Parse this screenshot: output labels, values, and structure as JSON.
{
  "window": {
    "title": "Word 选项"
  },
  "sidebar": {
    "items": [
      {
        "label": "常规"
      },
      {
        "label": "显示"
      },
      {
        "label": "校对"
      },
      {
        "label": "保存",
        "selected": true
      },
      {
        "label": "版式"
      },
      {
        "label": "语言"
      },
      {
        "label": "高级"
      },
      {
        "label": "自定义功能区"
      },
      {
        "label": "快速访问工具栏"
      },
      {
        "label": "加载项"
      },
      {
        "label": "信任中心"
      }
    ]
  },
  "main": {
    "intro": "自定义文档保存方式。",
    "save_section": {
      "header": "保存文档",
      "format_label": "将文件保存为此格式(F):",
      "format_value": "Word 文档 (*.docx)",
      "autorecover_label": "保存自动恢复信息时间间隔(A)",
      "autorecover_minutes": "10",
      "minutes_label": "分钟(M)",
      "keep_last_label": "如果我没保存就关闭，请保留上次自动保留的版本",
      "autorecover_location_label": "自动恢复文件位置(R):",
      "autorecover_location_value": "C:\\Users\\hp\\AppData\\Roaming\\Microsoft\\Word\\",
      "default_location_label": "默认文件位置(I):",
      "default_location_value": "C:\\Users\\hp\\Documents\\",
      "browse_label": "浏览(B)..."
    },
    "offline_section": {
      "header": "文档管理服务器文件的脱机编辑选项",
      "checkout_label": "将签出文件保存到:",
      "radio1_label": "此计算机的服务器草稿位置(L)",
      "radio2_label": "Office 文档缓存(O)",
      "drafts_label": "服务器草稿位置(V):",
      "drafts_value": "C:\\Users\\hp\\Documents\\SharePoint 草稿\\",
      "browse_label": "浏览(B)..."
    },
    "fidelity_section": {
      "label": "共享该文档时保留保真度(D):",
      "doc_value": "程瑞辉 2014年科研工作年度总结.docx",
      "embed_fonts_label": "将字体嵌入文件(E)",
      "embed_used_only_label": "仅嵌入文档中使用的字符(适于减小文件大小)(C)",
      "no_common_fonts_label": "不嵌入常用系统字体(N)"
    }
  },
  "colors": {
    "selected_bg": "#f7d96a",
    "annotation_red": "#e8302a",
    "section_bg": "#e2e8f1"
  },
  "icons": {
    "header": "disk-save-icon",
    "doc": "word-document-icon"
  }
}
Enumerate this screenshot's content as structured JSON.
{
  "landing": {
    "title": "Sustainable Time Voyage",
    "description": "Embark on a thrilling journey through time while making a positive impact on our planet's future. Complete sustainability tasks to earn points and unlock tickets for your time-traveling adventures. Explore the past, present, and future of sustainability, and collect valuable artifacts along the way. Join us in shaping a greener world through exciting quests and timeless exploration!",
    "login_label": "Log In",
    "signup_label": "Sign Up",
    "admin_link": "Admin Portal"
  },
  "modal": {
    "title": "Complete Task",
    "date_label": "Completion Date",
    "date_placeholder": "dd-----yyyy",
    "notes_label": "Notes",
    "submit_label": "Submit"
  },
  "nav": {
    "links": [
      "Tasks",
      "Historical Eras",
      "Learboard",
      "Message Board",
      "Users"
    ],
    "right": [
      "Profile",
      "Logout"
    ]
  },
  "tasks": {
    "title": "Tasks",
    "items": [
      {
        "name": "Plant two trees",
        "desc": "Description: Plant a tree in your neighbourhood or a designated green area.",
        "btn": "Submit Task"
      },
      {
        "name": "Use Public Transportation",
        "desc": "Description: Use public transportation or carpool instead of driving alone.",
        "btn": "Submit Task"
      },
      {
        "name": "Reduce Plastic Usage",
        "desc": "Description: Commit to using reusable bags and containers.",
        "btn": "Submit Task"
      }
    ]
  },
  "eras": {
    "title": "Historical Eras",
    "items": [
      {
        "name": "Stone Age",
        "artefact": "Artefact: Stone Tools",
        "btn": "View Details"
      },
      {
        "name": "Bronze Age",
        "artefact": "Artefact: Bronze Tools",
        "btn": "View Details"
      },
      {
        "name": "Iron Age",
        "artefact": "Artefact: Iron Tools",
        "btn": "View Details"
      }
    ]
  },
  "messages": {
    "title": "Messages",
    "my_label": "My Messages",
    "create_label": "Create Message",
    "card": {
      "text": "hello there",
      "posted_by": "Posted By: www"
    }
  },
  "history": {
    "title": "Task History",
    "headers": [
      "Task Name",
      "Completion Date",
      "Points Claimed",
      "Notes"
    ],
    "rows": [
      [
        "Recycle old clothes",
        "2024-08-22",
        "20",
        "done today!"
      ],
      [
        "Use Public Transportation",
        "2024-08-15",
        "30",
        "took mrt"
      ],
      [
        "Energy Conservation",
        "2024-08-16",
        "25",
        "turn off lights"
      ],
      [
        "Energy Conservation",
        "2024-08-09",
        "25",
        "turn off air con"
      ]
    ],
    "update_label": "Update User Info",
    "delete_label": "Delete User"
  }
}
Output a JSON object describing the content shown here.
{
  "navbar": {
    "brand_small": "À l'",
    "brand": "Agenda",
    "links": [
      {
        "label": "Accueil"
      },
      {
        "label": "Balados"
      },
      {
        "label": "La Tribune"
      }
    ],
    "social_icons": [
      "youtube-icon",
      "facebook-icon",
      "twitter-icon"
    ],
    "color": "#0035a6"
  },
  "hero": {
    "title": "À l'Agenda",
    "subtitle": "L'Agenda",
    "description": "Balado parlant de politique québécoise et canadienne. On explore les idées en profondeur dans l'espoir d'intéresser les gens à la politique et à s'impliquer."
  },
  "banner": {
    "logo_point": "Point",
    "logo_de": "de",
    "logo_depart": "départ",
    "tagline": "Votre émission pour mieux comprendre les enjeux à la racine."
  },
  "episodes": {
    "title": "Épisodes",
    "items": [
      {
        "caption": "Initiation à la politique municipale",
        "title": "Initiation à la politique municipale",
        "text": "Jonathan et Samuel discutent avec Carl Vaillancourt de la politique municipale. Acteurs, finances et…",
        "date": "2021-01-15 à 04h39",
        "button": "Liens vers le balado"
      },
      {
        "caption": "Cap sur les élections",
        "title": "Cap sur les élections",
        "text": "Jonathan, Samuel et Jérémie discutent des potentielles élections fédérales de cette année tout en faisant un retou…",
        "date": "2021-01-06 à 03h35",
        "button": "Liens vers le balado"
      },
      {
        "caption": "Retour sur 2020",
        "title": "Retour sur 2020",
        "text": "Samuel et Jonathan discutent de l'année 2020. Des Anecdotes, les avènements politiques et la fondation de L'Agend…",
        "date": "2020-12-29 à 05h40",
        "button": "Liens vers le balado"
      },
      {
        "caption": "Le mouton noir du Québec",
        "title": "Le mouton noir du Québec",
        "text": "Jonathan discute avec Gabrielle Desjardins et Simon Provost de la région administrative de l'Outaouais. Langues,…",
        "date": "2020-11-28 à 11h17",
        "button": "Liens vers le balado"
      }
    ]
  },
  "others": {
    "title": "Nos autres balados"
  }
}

────

Exact output of every entry is required.

Parse this screenshot: output labels, values, and structure as JSON.
{
  "window": {
    "title": "Word 选项"
  },
  "sidebar": {
    "items": [
      {
        "label": "常规"
      },
      {
        "label": "显示"
      },
      {
        "label": "校对"
      },
      {
        "label": "保存",
        "selected": true
      },
      {
        "label": "版式"
      },
      {
        "label": "语言"
      },
      {
        "label": "高级"
      },
      {
        "label": "自定义功能区"
      },
      {
        "label": "快速访问工具栏"
      },
      {
        "label": "加载项"
      },
      {
        "label": "信任中心"
      }
    ]
  },
  "main": {
    "intro": "自定义文档保存方式。",
    "save_section": {
      "header": "保存文档",
      "format_label": "将文件保存为此格式(F):",
      "format_value": "Word 文档 (*.docx)",
      "autorecover_label": "保存自动恢复信息时间间隔(A)",
      "autorecover_minutes": "10",
      "minutes_label": "分钟(M)",
      "keep_last_label": "如果我没保存就关闭，请保留上次自动保留的版本",
      "autorecover_location_label": "自动恢复文件位置(R):",
      "autorecover_location_value": "C:\\Users\\hp\\AppData\\Roaming\\Microsoft\\Word\\",
      "default_location_label": "默认文件位置(I):",
      "default_location_value": "C:\\Users\\hp\\Documents\\",
      "browse_label": "浏览(B)..."
    },
    "offline_section": {
      "header": "文档管理服务器文件的脱机编辑选项",
      "checkout_label": "将签出文件保存到:",
      "radio1_label": "此计算机的服务器草稿位置(L)",
      "radio2_label": "Office 文档缓存(O)",
      "drafts_label": "服务器草稿位置(V):",
      "drafts_value": "C:\\Users\\hp\\Documents\\SharePoint 草稿\\",
      "browse_label": "浏览(B)..."
    },
    "fidelity_section": {
      "label": "共享该文档时保留保真度(D):",
      "doc_value": "程瑞辉 2014年科研工作年度总结.docx",
      "embed_fonts_label": "将字体嵌入文件(E)",
      "embed_used_only_label": "仅嵌入文档中使用的字符(适于减小文件大小)(C)",
      "no_common_fonts_label": "不嵌入常用系统字体(N)"
    }
  },
  "colors": {
    "selected_bg": "#f7d96a",
    "annotation_red": "#e8302a",
    "section_bg": "#e2e8f1"
  },
  "icons": {
    "header": "disk-save-icon",
    "doc": "word-document-icon"
  }
}
Enumerate this screenshot's content as structured JSON.
{
  "landing": {
    "title": "Sustainable Time Voyage",
    "description": "Embark on a thrilling journey through time while making a positive impact on our planet's future. Complete sustainability tasks to earn points and unlock tickets for your time-traveling adventures. Explore the past, present, and future of sustainability, and collect valuable artifacts along the way. Join us in shaping a greener world through exciting quests and timeless exploration!",
    "login_label": "Log In",
    "signup_label": "Sign Up",
    "admin_link": "Admin Portal"
  },
  "modal": {
    "title": "Complete Task",
    "date_label": "Completion Date",
    "date_placeholder": "dd-----yyyy",
    "notes_label": "Notes",
    "submit_label": "Submit"
  },
  "nav": {
    "links": [
      "Tasks",
      "Historical Eras",
      "Learboard",
      "Message Board",
      "Users"
    ],
    "right": [
      "Profile",
      "Logout"
    ]
  },
  "tasks": {
    "title": "Tasks",
    "items": [
      {
        "name": "Plant two trees",
        "desc": "Description: Plant a tree in your neighbourhood or a designated green area.",
        "btn": "Submit Task"
      },
      {
        "name": "Use Public Transportation",
        "desc": "Description: Use public transportation or carpool instead of driving alone.",
        "btn": "Submit Task"
      },
      {
        "name": "Reduce Plastic Usage",
        "desc": "Description: Commit to using reusable bags and containers.",
        "btn": "Submit Task"
      }
    ]
  },
  "eras": {
    "title": "Historical Eras",
    "items": [
      {
        "name": "Stone Age",
        "artefact": "Artefact: Stone Tools",
        "btn": "View Details"
      },
      {
        "name": "Bronze Age",
        "artefact": "Artefact: Bronze Tools",
        "btn": "View Details"
      },
      {
        "name": "Iron Age",
        "artefact": "Artefact: Iron Tools",
        "btn": "View Details"
      }
    ]
  },
  "messages": {
    "title": "Messages",
    "my_label": "My Messages",
    "create_label": "Create Message",
    "card": {
      "text": "hello there",
      "posted_by": "Posted By: www"
    }
  },
  "history": {
    "title": "Task History",
    "headers": [
      "Task Name",
      "Completion Date",
      "Points Claimed",
      "Notes"
    ],
    "rows": [
      [
        "Recycle old clothes",
        "2024-08-22",
        "20",
        "done today!"
      ],
      [
        "Use Public Transportation",
        "2024-08-15",
        "30",
        "took mrt"
      ],
      [
        "Energy Conservation",
        "2024-08-16",
        "25",
        "turn off lights"
      ],
      [
        "Energy Conservation",
        "2024-08-09",
        "25",
        "turn off air con"
      ]
    ],
    "update_label": "Update User Info",
    "delete_label": "Delete User"
  }
}
Output a JSON object describing the content shown here.
{
  "navbar": {
    "brand_small": "À l'",
    "brand": "Agenda",
    "links": [
      {
        "label": "Accueil"
      },
      {
        "label": "Balados"
      },
      {
        "label": "La Tribune"
      }
    ],
    "social_icons": [
      "youtube-icon",
      "facebook-icon",
      "twitter-icon"
    ],
    "color": "#0035a6"
  },
  "hero": {
    "title": "À l'Agenda",
    "subtitle": "L'Agenda",
    "description": "Balado parlant de politique québécoise et canadienne. On explore les idées en profondeur dans l'espoir d'intéresser les gens à la politique et à s'impliquer."
  },
  "banner": {
    "logo_point": "Point",
    "logo_de": "de",
    "logo_depart": "départ",
    "tagline": "Votre émission pour mieux comprendre les enjeux à la racine."
  },
  "episodes": {
    "title": "Épisodes",
    "items": [
      {
        "caption": "Initiation à la politique municipale",
        "title": "Initiation à la politique municipale",
        "text": "Jonathan et Samuel discutent avec Carl Vaillancourt de la politique municipale. Acteurs, finances et…",
        "date": "2021-01-15 à 04h39",
        "button": "Liens vers le balado"
      },
      {
        "caption": "Cap sur les élections",
        "title": "Cap sur les élections",
        "text": "Jonathan, Samuel et Jérémie discutent des potentielles élections fédérales de cette année tout en faisant un retou…",
        "date": "2021-01-06 à 03h35",
        "button": "Liens vers le balado"
      },
      {
        "caption": "Retour sur 2020",
        "title": "Retour sur 2020",
        "text": "Samuel et Jonathan discutent de l'année 2020. Des Anecdotes, les avènements politiques et la fondation de L'Agend…",
        "date": "2020-12-29 à 05h40",
        "button": "Liens vers le balado"
      },
      {
        "caption": "Le mouton noir du Québec",
        "title": "Le mouton noir du Québec",
        "text": "Jonathan discute avec Gabrielle Desjardins et Simon Provost de la région administrative de l'Outaouais. Langues,…",
        "date": "2020-11-28 à 11h17",
        "button": "Liens vers le balado"
      }
    ]
  },
  "others": {
    "title": "Nos autres balados"
  }
}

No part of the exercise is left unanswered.